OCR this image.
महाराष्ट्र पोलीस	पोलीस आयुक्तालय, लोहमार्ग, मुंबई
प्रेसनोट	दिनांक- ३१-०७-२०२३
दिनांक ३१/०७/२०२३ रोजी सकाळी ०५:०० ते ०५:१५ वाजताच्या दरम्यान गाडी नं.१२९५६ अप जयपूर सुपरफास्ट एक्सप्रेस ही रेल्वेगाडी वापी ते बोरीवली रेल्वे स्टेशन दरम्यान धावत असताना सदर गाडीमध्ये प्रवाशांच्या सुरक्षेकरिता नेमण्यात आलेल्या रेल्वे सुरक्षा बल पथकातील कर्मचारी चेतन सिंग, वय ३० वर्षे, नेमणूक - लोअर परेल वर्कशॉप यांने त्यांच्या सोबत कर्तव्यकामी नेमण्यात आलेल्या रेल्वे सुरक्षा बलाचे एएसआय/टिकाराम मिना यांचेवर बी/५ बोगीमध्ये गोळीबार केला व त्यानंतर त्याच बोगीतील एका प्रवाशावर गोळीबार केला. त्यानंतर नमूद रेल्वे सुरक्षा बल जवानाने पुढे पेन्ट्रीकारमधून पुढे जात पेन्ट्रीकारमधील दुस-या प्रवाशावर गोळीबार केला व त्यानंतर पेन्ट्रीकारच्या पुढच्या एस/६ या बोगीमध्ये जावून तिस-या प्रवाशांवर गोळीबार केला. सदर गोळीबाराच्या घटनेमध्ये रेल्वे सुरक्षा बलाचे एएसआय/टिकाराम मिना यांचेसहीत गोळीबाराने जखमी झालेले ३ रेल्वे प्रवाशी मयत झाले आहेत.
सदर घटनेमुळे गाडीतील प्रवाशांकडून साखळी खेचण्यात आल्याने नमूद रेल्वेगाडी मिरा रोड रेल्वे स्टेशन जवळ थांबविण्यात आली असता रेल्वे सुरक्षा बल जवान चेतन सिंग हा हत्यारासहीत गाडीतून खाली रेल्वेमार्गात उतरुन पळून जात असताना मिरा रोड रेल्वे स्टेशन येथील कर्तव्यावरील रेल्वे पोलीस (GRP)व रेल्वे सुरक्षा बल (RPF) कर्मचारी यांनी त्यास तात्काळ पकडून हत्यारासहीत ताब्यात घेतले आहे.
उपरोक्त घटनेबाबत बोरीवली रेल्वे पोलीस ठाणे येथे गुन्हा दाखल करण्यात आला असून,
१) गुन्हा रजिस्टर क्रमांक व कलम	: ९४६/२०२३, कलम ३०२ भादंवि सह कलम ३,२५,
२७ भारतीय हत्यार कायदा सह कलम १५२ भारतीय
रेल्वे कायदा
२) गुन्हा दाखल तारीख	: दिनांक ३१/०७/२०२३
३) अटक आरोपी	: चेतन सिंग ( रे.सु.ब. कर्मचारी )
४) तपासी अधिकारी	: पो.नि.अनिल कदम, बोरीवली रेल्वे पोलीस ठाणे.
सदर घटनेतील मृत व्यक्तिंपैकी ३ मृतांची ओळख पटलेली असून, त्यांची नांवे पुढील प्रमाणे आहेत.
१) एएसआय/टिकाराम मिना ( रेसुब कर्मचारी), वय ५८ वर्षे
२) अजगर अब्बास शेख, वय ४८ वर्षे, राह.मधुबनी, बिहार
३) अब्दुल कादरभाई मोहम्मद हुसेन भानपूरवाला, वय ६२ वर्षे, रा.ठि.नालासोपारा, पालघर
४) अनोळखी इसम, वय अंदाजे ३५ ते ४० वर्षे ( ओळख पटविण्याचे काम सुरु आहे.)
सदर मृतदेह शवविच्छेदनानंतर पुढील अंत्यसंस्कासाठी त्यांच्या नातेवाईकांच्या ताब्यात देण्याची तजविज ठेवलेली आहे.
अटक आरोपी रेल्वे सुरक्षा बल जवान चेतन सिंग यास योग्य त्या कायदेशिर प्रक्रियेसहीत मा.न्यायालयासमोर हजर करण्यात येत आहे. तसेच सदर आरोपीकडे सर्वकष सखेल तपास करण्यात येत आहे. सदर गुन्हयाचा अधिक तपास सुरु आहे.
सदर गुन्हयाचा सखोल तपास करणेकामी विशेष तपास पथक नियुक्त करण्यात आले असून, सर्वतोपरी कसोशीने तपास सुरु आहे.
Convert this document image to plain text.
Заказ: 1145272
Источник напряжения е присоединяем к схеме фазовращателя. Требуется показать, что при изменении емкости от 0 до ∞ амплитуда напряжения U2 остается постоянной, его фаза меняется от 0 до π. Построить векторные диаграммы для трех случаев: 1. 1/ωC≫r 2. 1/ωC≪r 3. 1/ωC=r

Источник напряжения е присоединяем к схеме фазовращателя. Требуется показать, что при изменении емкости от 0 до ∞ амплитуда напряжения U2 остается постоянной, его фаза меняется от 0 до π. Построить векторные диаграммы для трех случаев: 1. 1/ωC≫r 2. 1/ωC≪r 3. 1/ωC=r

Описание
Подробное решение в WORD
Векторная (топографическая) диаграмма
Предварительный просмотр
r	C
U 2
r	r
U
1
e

========================================

▸ EXERCISE DETAILS: In the entries above, find each line with the string "this" and copy it.

▸ SOLVED PROBLEM:
OCR this image.
Convert this document image to plain text.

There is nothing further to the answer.